### SET EXERCISE A:
Echo the passage of the fashion resale article below from "By Melissa Cantor, Editor" to "of their profits.", word for word.

### READING TEXT:
====
By Melissa Cantor, Editor at LinkedIn News
The Problem With Fashion’s Sustainability Push: It Doesn’t Make Much Money
More than 100 apparel retailers introduced resale platforms within the past two years. But consumer acceptance has so far been minimal.
Resale has quickly emerged as the initiative of choice for fashion brands looking to lower their carbon, plastic and water footprints—or at least in some instances to convince green-conscious shoppers that they’re trying. But here’s the rub: So far even savvy brands such as Patagonia or Shein haven’t figured out how to make secondhand selling account for more than a tiny fraction of their profits.
More than 100 apparel retailers have started in-house resale platforms within the past two years, with 88 new programs last year alone, according to data from ThredUp Inc., which both operates an online thrift store business and has helped many brands set up their own resale programs. This includes some of the biggest brands, including H&M and fast-fashion champ Shein. In 2022 resale of apparel, footwear and handbags in the US was a $28.1 billion market, with potential for double-digit year-over-year growth in 2023 and 2024, according to predictions from Coresight Research.
====
### SET EXERCISE B:
Duplicate the rows below from their first line through the line with "paragraph-line: 3、任一方股东违背上述约定，均应按本协议第八条第 1", including both ends.

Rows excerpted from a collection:
====
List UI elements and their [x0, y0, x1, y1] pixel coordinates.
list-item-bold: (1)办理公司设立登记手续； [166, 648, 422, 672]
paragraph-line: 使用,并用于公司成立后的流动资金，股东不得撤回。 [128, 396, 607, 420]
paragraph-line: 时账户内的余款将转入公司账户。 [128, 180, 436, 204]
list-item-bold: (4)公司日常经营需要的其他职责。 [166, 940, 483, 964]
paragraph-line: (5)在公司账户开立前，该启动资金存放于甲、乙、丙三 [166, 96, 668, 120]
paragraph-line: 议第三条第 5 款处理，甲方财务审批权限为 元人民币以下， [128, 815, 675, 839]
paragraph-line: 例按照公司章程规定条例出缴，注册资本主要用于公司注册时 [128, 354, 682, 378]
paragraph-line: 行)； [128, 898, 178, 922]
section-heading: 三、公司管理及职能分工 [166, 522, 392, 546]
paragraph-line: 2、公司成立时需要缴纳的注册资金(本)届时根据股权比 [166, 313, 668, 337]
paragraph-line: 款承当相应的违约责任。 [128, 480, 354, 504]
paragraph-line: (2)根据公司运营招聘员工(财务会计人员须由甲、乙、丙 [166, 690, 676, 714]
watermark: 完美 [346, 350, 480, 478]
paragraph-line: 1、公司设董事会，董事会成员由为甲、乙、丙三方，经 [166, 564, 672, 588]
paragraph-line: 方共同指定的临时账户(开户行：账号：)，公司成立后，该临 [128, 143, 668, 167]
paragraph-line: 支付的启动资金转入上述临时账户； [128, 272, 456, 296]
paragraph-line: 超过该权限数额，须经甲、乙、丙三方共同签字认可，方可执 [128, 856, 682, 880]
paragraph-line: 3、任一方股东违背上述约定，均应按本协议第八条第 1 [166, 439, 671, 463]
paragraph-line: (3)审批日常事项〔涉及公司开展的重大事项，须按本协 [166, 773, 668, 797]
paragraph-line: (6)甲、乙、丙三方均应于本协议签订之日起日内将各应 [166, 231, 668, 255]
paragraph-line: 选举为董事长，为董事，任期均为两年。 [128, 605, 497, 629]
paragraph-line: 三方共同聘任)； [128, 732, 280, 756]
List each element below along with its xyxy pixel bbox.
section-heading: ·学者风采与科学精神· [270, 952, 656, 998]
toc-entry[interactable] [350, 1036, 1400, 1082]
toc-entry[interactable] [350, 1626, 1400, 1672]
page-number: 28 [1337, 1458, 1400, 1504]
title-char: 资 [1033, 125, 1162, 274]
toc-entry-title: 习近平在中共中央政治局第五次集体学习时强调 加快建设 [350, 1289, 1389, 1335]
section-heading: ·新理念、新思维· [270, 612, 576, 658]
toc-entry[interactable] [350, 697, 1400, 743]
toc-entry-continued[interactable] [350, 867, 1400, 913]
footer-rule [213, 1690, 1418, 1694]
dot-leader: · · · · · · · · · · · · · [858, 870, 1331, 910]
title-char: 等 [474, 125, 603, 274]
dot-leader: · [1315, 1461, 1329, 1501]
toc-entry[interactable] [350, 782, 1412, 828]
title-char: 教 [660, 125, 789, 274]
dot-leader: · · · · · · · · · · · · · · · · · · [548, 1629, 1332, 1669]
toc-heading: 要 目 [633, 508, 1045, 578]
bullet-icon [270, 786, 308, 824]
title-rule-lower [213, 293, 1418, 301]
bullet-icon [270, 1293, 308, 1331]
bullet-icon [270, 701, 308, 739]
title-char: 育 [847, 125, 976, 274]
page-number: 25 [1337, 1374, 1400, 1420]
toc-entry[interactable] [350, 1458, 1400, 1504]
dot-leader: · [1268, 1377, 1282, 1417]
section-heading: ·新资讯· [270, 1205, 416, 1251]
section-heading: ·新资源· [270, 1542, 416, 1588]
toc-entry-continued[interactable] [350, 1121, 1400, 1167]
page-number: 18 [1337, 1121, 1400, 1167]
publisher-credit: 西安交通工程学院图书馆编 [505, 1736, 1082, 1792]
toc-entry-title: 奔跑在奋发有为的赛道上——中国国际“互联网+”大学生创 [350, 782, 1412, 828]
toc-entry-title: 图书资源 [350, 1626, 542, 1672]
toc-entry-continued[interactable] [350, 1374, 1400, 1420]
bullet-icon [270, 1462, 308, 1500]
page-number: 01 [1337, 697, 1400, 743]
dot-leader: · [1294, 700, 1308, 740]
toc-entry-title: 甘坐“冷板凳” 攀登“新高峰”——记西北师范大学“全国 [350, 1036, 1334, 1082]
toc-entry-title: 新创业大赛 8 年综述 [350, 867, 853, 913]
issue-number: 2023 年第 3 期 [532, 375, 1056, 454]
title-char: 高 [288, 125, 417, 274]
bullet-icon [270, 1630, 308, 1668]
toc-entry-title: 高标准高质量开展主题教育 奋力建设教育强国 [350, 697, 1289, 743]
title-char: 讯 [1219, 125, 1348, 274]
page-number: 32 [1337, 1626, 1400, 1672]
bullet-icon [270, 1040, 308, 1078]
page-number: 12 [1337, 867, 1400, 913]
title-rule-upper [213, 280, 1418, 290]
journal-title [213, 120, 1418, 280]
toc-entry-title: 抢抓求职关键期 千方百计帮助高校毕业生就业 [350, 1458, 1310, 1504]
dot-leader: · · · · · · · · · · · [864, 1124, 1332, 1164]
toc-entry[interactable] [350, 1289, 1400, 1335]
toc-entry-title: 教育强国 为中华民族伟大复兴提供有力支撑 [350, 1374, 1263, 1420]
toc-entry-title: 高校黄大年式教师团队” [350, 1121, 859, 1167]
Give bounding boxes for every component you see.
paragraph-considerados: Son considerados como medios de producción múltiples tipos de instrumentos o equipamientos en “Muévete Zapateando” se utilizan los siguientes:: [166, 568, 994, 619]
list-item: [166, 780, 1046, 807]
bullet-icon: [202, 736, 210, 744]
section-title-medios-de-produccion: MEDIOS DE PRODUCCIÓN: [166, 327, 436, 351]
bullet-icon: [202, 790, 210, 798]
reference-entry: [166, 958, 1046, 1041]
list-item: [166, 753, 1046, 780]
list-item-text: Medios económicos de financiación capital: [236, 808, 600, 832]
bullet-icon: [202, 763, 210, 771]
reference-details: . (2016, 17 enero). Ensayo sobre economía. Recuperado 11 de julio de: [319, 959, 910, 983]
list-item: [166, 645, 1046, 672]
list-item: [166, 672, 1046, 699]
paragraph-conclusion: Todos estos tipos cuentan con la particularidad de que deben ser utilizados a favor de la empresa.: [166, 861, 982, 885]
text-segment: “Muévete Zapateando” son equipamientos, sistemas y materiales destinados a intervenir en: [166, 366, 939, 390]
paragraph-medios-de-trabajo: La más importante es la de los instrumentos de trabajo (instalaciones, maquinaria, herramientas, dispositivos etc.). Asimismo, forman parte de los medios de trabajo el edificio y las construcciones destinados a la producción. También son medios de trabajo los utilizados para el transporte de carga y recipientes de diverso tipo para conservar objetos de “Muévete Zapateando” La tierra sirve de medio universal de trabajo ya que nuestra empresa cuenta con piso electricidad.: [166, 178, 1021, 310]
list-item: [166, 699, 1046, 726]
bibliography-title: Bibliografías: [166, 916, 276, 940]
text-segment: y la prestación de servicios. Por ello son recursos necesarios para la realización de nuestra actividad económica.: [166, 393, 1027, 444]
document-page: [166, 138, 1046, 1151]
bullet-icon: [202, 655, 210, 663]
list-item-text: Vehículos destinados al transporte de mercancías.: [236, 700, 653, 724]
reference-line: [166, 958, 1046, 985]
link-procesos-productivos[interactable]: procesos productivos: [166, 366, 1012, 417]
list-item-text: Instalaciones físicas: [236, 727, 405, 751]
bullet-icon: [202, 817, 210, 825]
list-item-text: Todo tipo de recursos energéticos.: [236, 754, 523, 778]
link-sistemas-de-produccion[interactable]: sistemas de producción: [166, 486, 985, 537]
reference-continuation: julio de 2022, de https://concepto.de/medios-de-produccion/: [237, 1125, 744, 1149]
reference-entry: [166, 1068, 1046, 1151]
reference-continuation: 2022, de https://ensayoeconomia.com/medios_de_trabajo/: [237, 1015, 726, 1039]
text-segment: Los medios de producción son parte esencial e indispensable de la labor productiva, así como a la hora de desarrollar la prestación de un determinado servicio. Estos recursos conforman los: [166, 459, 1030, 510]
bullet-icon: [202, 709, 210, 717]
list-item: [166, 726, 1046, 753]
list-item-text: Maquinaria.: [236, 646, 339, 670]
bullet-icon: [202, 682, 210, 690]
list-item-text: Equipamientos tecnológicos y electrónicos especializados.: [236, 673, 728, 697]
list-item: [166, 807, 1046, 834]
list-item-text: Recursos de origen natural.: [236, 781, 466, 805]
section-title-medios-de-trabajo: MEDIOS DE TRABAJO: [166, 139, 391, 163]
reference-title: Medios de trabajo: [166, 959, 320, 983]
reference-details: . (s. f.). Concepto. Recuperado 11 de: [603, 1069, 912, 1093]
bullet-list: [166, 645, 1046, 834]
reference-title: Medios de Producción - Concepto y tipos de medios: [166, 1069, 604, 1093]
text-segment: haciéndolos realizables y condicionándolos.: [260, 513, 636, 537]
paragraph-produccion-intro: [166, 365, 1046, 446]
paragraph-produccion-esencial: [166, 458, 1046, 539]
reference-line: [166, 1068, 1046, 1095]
====
### EXERCISE RESULT A:
By Melissa Cantor, Editor at LinkedIn News
The Problem With Fashion’s Sustainability Push: It Doesn’t Make Much Money
More than 100 apparel retailers introduced resale platforms within the past two years. But consumer acceptance has so far been minimal.
Resale has quickly emerged as the initiative of choice for fashion brands looking to lower their carbon, plastic and water footprints—or at least in some instances to convince green-conscious shoppers that they’re trying. But here’s the rub: So far even savvy brands such as Patagonia or Shein haven’t figured out how to make secondhand selling account for more than a tiny fraction of their profits.

### EXERCISE RESULT B:
List UI elements and their [x0, y0, x1, y1] pixel coordinates.
list-item-bold: (1)办理公司设立登记手续； [166, 648, 422, 672]
paragraph-line: 使用,并用于公司成立后的流动资金，股东不得撤回。 [128, 396, 607, 420]
paragraph-line: 时账户内的余款将转入公司账户。 [128, 180, 436, 204]
list-item-bold: (4)公司日常经营需要的其他职责。 [166, 940, 483, 964]
paragraph-line: (5)在公司账户开立前，该启动资金存放于甲、乙、丙三 [166, 96, 668, 120]
paragraph-line: 议第三条第 5 款处理，甲方财务审批权限为 元人民币以下， [128, 815, 675, 839]
paragraph-line: 例按照公司章程规定条例出缴，注册资本主要用于公司注册时 [128, 354, 682, 378]
paragraph-line: 行)； [128, 898, 178, 922]
section-heading: 三、公司管理及职能分工 [166, 522, 392, 546]
paragraph-line: 2、公司成立时需要缴纳的注册资金(本)届时根据股权比 [166, 313, 668, 337]
paragraph-line: 款承当相应的违约责任。 [128, 480, 354, 504]
paragraph-line: (2)根据公司运营招聘员工(财务会计人员须由甲、乙、丙 [166, 690, 676, 714]
watermark: 完美 [346, 350, 480, 478]
paragraph-line: 1、公司设董事会，董事会成员由为甲、乙、丙三方，经 [166, 564, 672, 588]
paragraph-line: 方共同指定的临时账户(开户行：账号：)，公司成立后，该临 [128, 143, 668, 167]
paragraph-line: 支付的启动资金转入上述临时账户； [128, 272, 456, 296]
paragraph-line: 超过该权限数额，须经甲、乙、丙三方共同签字认可，方可执 [128, 856, 682, 880]
paragraph-line: 3、任一方股东违背上述约定，均应按本协议第八条第 1 [166, 439, 671, 463]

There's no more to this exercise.